EXERCISE MATERIAL:
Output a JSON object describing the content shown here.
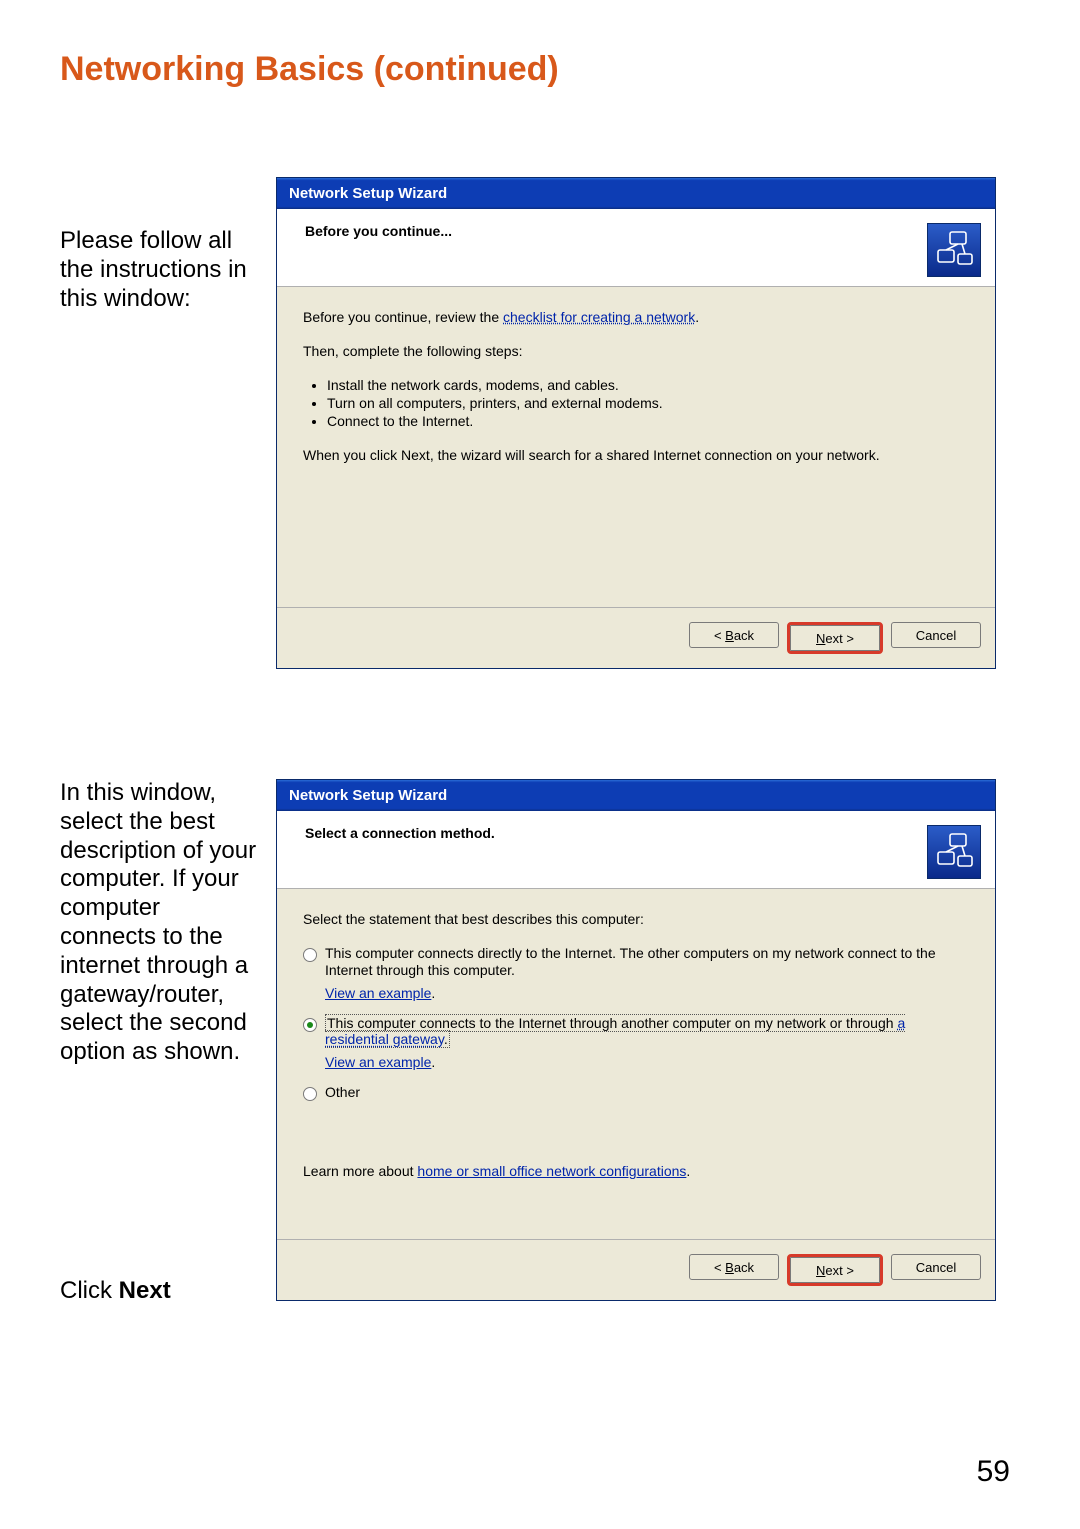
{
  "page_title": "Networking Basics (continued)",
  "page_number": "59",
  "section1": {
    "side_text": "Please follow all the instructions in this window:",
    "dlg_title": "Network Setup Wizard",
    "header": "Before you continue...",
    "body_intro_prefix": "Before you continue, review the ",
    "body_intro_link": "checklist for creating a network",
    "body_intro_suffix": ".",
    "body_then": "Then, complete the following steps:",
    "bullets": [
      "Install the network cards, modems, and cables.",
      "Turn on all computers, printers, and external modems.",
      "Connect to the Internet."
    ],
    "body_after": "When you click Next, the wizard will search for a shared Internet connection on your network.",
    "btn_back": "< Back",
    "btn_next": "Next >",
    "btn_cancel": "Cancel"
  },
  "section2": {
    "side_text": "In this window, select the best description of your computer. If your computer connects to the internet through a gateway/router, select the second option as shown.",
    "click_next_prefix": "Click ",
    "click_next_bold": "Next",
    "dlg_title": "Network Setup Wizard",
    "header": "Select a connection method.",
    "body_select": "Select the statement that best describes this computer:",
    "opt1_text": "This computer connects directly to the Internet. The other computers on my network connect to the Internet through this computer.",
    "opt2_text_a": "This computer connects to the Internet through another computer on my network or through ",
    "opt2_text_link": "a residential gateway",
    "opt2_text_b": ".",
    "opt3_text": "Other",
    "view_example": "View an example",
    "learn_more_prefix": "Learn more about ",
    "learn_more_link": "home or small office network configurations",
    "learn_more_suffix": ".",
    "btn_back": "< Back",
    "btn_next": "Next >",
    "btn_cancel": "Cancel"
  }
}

OBJECTIVE: Of the lines in the records, how many contain the word "best"? Answer with the number and nothing else.

SOLUTION BELOW: 2